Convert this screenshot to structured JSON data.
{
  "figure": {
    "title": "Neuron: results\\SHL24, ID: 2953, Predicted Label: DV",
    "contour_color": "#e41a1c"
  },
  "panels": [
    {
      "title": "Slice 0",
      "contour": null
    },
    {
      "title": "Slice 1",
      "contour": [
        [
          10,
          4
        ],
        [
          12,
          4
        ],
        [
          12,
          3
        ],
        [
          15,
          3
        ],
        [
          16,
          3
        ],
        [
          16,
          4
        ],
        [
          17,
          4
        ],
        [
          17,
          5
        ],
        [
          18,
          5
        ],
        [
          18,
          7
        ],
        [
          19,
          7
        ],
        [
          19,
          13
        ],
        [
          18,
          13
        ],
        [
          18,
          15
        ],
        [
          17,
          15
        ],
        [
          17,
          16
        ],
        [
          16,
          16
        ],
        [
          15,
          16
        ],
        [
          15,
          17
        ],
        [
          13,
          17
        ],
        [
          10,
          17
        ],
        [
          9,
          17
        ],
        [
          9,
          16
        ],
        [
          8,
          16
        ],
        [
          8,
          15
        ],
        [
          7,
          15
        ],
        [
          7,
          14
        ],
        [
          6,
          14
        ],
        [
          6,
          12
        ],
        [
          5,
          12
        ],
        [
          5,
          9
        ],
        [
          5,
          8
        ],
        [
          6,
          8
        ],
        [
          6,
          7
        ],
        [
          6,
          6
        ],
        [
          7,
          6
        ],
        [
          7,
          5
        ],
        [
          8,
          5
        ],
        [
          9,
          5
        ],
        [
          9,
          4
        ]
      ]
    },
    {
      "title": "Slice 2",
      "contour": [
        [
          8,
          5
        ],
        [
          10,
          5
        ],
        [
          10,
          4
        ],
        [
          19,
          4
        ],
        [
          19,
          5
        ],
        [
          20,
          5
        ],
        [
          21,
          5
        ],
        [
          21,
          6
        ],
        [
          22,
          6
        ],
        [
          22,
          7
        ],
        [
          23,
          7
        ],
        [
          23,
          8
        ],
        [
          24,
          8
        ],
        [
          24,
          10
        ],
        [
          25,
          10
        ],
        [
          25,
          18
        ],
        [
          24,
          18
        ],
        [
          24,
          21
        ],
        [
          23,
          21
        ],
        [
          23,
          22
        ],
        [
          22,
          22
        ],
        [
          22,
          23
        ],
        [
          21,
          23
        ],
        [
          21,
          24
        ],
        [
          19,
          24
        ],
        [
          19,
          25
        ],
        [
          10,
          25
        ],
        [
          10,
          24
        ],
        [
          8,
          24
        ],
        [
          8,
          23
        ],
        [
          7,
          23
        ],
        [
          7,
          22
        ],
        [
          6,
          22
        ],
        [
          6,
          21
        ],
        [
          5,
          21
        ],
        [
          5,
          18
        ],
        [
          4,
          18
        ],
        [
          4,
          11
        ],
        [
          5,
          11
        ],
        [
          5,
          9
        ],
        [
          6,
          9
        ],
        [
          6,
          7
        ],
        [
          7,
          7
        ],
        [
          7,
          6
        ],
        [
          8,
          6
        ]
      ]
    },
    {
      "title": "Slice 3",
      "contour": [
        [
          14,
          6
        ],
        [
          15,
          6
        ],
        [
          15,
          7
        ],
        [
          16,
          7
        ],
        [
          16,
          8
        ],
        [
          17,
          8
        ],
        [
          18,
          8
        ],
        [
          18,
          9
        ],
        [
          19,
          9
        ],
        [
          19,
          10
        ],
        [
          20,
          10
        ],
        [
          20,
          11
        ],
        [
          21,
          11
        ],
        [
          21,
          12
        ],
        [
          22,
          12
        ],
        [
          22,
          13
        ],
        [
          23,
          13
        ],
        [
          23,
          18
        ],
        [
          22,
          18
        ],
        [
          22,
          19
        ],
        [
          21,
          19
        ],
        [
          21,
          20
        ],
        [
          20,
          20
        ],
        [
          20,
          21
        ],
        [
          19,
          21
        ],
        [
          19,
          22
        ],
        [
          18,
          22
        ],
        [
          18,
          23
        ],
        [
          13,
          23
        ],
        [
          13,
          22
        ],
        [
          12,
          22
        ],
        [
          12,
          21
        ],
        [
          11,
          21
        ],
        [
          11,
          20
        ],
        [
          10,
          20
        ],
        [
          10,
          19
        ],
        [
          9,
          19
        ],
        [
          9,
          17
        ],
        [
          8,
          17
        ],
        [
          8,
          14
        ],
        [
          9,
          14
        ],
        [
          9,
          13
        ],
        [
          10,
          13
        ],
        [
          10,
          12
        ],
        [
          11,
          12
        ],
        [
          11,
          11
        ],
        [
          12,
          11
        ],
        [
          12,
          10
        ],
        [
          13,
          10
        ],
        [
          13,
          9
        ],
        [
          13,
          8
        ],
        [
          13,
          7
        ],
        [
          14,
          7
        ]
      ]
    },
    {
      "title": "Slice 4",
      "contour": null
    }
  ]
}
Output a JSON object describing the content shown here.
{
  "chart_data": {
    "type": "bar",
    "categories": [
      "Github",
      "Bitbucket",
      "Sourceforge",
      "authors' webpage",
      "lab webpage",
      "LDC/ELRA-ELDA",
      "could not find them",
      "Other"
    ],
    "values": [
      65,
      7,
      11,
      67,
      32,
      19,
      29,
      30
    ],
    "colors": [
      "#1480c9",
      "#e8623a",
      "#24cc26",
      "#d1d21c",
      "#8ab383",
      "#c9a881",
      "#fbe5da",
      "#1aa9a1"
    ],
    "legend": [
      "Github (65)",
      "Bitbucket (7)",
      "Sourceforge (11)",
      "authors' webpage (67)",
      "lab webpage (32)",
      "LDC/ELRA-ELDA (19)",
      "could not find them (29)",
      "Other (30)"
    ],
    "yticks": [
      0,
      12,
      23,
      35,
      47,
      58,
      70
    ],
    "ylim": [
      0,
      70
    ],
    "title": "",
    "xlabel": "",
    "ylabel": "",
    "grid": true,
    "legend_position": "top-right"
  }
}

#### Goal:
Write out all of the records once more, exactly.

#### Solution to the exercise:
Convert this screenshot to structured JSON data.
{
  "figure": {
    "title": "Neuron: results\\SHL24, ID: 2953, Predicted Label: DV",
    "contour_color": "#e41a1c"
  },
  "panels": [
    {
      "title": "Slice 0",
      "contour": null
    },
    {
      "title": "Slice 1",
      "contour": [
        [
          10,
          4
        ],
        [
          12,
          4
        ],
        [
          12,
          3
        ],
        [
          15,
          3
        ],
        [
          16,
          3
        ],
        [
          16,
          4
        ],
        [
          17,
          4
        ],
        [
          17,
          5
        ],
        [
          18,
          5
        ],
        [
          18,
          7
        ],
        [
          19,
          7
        ],
        [
          19,
          13
        ],
        [
          18,
          13
        ],
        [
          18,
          15
        ],
        [
          17,
          15
        ],
        [
          17,
          16
        ],
        [
          16,
          16
        ],
        [
          15,
          16
        ],
        [
          15,
          17
        ],
        [
          13,
          17
        ],
        [
          10,
          17
        ],
        [
          9,
          17
        ],
        [
          9,
          16
        ],
        [
          8,
          16
        ],
        [
          8,
          15
        ],
        [
          7,
          15
        ],
        [
          7,
          14
        ],
        [
          6,
          14
        ],
        [
          6,
          12
        ],
        [
          5,
          12
        ],
        [
          5,
          9
        ],
        [
          5,
          8
        ],
        [
          6,
          8
        ],
        [
          6,
          7
        ],
        [
          6,
          6
        ],
        [
          7,
          6
        ],
        [
          7,
          5
        ],
        [
          8,
          5
        ],
        [
          9,
          5
        ],
        [
          9,
          4
        ]
      ]
    },
    {
      "title": "Slice 2",
      "contour": [
        [
          8,
          5
        ],
        [
          10,
          5
        ],
        [
          10,
          4
        ],
        [
          19,
          4
        ],
        [
          19,
          5
        ],
        [
          20,
          5
        ],
        [
          21,
          5
        ],
        [
          21,
          6
        ],
        [
          22,
          6
        ],
        [
          22,
          7
        ],
        [
          23,
          7
        ],
        [
          23,
          8
        ],
        [
          24,
          8
        ],
        [
          24,
          10
        ],
        [
          25,
          10
        ],
        [
          25,
          18
        ],
        [
          24,
          18
        ],
        [
          24,
          21
        ],
        [
          23,
          21
        ],
        [
          23,
          22
        ],
        [
          22,
          22
        ],
        [
          22,
          23
        ],
        [
          21,
          23
        ],
        [
          21,
          24
        ],
        [
          19,
          24
        ],
        [
          19,
          25
        ],
        [
          10,
          25
        ],
        [
          10,
          24
        ],
        [
          8,
          24
        ],
        [
          8,
          23
        ],
        [
          7,
          23
        ],
        [
          7,
          22
        ],
        [
          6,
          22
        ],
        [
          6,
          21
        ],
        [
          5,
          21
        ],
        [
          5,
          18
        ],
        [
          4,
          18
        ],
        [
          4,
          11
        ],
        [
          5,
          11
        ],
        [
          5,
          9
        ],
        [
          6,
          9
        ],
        [
          6,
          7
        ],
        [
          7,
          7
        ],
        [
          7,
          6
        ],
        [
          8,
          6
        ]
      ]
    },
    {
      "title": "Slice 3",
      "contour": [
        [
          14,
          6
        ],
        [
          15,
          6
        ],
        [
          15,
          7
        ],
        [
          16,
          7
        ],
        [
          16,
          8
        ],
        [
          17,
          8
        ],
        [
          18,
          8
        ],
        [
          18,
          9
        ],
        [
          19,
          9
        ],
        [
          19,
          10
        ],
        [
          20,
          10
        ],
        [
          20,
          11
        ],
        [
          21,
          11
        ],
        [
          21,
          12
        ],
        [
          22,
          12
        ],
        [
          22,
          13
        ],
        [
          23,
          13
        ],
        [
          23,
          18
        ],
        [
          22,
          18
        ],
        [
          22,
          19
        ],
        [
          21,
          19
        ],
        [
          21,
          20
        ],
        [
          20,
          20
        ],
        [
          20,
          21
        ],
        [
          19,
          21
        ],
        [
          19,
          22
        ],
        [
          18,
          22
        ],
        [
          18,
          23
        ],
        [
          13,
          23
        ],
        [
          13,
          22
        ],
        [
          12,
          22
        ],
        [
          12,
          21
        ],
        [
          11,
          21
        ],
        [
          11,
          20
        ],
        [
          10,
          20
        ],
        [
          10,
          19
        ],
        [
          9,
          19
        ],
        [
          9,
          17
        ],
        [
          8,
          17
        ],
        [
          8,
          14
        ],
        [
          9,
          14
        ],
        [
          9,
          13
        ],
        [
          10,
          13
        ],
        [
          10,
          12
        ],
        [
          11,
          12
        ],
        [
          11,
          11
        ],
        [
          12,
          11
        ],
        [
          12,
          10
        ],
        [
          13,
          10
        ],
        [
          13,
          9
        ],
        [
          13,
          8
        ],
        [
          13,
          7
        ],
        [
          14,
          7
        ]
      ]
    },
    {
      "title": "Slice 4",
      "contour": null
    }
  ]
}
Output a JSON object describing the content shown here.
{
  "chart_data": {
    "type": "bar",
    "categories": [
      "Github",
      "Bitbucket",
      "Sourceforge",
      "authors' webpage",
      "lab webpage",
      "LDC/ELRA-ELDA",
      "could not find them",
      "Other"
    ],
    "values": [
      65,
      7,
      11,
      67,
      32,
      19,
      29,
      30
    ],
    "colors": [
      "#1480c9",
      "#e8623a",
      "#24cc26",
      "#d1d21c",
      "#8ab383",
      "#c9a881",
      "#fbe5da",
      "#1aa9a1"
    ],
    "legend": [
      "Github (65)",
      "Bitbucket (7)",
      "Sourceforge (11)",
      "authors' webpage (67)",
      "lab webpage (32)",
      "LDC/ELRA-ELDA (19)",
      "could not find them (29)",
      "Other (30)"
    ],
    "yticks": [
      0,
      12,
      23,
      35,
      47,
      58,
      70
    ],
    "ylim": [
      0,
      70
    ],
    "title": "",
    "xlabel": "",
    "ylabel": "",
    "grid": true,
    "legend_position": "top-right"
  }
}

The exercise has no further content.